● **YOUR OBJECTIVE**: Identify all lines in the listing that include the word "روایت", and copy them out.

● **ITEMS**:
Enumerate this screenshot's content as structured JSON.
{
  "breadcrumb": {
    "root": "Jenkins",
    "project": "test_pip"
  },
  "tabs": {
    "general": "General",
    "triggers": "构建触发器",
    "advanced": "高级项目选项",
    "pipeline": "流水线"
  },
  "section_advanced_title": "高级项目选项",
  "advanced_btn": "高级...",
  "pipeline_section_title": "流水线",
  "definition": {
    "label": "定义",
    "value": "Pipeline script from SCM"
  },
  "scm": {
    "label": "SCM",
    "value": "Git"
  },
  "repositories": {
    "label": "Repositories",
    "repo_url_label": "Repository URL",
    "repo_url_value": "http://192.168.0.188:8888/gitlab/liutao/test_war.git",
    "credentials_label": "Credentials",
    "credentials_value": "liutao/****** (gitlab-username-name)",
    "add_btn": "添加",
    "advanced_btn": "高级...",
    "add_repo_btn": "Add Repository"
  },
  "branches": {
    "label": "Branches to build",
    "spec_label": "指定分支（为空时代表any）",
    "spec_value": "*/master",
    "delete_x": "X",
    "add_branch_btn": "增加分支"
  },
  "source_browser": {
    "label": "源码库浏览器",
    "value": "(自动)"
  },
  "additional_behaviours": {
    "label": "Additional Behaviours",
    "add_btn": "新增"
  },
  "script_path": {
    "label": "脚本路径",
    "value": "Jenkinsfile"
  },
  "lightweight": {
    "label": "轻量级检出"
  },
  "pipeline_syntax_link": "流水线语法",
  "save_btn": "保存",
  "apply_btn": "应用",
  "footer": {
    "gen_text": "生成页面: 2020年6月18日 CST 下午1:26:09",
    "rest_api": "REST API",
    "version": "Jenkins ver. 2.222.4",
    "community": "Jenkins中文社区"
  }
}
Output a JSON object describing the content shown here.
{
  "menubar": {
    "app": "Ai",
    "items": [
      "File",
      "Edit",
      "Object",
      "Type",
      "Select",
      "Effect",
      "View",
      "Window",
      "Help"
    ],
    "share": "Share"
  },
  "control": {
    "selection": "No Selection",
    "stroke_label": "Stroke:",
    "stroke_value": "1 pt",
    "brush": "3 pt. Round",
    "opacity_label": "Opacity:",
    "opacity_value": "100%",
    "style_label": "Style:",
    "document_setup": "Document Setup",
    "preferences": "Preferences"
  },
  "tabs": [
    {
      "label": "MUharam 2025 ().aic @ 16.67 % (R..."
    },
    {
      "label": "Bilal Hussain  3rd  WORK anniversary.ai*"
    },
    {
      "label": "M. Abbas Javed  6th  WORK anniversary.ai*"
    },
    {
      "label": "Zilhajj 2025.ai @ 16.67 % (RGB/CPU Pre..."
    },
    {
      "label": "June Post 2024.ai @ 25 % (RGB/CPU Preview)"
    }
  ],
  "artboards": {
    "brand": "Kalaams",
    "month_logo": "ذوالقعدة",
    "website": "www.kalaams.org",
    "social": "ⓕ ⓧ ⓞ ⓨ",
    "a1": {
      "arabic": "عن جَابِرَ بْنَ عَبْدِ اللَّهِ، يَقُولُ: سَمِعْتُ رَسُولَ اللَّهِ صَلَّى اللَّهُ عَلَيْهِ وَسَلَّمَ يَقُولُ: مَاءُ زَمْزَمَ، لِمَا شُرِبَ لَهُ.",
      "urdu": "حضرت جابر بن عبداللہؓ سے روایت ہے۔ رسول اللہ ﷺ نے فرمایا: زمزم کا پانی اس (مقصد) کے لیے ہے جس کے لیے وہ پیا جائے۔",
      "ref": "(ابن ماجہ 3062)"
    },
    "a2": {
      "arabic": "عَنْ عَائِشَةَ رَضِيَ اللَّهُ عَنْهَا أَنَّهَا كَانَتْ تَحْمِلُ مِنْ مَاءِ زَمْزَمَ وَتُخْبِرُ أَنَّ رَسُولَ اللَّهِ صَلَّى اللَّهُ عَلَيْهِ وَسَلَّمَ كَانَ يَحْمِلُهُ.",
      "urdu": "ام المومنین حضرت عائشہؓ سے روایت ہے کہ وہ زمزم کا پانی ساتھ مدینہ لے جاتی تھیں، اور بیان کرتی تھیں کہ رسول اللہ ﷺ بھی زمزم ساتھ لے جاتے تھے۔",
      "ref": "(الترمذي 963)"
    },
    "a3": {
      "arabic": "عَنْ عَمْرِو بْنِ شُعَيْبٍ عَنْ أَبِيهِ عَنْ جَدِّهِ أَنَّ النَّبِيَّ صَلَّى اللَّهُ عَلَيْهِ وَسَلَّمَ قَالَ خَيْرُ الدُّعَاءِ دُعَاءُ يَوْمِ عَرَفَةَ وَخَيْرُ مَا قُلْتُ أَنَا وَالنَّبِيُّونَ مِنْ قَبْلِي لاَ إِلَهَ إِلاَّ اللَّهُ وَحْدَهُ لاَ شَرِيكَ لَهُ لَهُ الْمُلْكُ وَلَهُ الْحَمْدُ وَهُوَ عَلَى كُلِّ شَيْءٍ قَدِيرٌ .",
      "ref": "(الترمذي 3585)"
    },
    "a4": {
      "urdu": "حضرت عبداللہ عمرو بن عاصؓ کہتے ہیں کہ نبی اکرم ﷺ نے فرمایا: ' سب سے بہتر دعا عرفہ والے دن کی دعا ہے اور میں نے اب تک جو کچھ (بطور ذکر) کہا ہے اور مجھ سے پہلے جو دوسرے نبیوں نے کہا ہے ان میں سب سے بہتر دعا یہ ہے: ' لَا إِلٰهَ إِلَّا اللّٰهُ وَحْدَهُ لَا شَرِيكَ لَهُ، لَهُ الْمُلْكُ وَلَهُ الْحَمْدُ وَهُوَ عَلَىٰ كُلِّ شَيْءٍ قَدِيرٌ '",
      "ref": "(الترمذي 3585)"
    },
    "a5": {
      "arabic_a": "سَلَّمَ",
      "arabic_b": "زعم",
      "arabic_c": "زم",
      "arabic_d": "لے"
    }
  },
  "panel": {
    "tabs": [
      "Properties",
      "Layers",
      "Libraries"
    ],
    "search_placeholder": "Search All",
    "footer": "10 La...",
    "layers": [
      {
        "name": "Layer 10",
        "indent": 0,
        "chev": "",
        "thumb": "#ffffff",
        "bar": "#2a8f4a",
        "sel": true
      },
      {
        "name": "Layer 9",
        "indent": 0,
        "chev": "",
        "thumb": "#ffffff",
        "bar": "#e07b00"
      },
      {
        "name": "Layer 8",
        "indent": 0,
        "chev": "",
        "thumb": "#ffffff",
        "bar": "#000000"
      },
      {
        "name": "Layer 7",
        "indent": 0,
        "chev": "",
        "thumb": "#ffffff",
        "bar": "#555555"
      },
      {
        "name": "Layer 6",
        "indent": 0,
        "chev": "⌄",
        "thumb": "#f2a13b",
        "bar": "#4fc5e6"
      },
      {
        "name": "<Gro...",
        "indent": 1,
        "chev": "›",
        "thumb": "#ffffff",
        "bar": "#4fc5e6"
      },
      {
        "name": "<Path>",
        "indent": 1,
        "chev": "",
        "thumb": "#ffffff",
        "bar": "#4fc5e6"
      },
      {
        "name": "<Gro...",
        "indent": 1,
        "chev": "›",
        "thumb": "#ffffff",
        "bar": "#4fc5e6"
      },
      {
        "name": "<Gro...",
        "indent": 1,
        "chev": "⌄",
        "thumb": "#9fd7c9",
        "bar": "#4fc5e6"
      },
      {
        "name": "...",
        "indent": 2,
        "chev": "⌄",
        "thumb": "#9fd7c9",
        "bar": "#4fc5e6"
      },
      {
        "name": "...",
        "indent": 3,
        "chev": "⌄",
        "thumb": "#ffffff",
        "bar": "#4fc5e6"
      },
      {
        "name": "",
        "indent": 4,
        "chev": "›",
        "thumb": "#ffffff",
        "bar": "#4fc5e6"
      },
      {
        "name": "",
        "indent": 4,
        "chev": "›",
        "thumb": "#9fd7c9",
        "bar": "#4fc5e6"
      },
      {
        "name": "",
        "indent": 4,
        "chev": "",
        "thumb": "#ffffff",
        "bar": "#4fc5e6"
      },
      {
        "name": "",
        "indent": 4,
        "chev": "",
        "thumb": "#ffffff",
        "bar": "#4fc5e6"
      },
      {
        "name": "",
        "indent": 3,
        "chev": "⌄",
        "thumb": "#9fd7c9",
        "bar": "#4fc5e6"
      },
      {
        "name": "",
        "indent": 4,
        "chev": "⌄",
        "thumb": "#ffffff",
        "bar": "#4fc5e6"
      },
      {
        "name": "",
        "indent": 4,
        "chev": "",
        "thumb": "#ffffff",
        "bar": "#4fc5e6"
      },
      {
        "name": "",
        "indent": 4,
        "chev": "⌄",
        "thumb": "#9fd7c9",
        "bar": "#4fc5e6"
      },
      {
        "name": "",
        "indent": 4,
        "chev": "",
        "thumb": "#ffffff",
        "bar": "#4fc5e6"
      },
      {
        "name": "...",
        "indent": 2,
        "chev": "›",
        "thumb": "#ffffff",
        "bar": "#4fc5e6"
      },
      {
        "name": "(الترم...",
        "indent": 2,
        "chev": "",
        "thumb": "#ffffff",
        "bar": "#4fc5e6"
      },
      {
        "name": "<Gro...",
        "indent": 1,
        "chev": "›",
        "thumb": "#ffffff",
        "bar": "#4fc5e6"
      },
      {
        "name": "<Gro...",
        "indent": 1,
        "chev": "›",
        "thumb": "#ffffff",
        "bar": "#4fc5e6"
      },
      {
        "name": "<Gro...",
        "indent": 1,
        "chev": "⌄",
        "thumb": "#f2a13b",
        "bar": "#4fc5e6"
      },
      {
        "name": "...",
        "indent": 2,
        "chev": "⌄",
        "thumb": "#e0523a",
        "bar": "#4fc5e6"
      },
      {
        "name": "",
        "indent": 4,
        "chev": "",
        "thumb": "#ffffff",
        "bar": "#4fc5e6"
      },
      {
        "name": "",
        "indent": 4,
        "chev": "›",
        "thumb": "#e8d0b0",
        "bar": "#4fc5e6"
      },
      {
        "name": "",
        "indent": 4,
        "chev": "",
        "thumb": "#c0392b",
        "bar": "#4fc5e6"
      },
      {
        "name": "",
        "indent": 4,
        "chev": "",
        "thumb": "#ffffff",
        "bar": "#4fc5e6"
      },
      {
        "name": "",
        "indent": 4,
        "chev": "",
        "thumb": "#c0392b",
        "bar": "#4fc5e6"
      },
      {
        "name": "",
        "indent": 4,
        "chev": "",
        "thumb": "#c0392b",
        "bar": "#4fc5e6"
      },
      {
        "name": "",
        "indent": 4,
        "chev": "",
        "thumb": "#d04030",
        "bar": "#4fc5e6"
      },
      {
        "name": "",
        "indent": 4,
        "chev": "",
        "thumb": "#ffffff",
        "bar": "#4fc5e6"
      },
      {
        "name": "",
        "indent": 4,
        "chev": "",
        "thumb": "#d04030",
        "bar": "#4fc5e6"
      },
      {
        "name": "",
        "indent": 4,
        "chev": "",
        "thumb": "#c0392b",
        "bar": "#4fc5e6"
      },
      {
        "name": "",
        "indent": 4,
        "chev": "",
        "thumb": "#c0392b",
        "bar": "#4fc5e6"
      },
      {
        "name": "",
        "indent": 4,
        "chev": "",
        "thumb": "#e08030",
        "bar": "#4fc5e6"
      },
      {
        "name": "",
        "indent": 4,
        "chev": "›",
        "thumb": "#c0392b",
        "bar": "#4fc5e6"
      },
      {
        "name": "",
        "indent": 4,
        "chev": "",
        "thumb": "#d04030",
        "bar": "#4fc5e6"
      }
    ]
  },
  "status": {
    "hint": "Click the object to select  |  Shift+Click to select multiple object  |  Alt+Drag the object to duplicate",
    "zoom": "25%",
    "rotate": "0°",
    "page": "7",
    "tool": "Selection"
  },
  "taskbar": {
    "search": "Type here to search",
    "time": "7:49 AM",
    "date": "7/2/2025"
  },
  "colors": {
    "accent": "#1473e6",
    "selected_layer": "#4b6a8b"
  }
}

● **SOLUTION**:
      "urdu": "حضرت جابر بن عبداللہؓ سے روایت ہے۔ رسول اللہ ﷺ نے فرمایا: زمزم کا پانی اس (مقصد) کے لیے ہے جس کے لیے وہ پیا جائے۔",
      "urdu": "ام المومنین حضرت عائشہؓ سے روایت ہے کہ وہ زمزم کا پانی ساتھ مدینہ لے جاتی تھیں، اور بیان کرتی تھیں کہ رسول اللہ ﷺ بھی زمزم ساتھ لے جاتے تھے۔",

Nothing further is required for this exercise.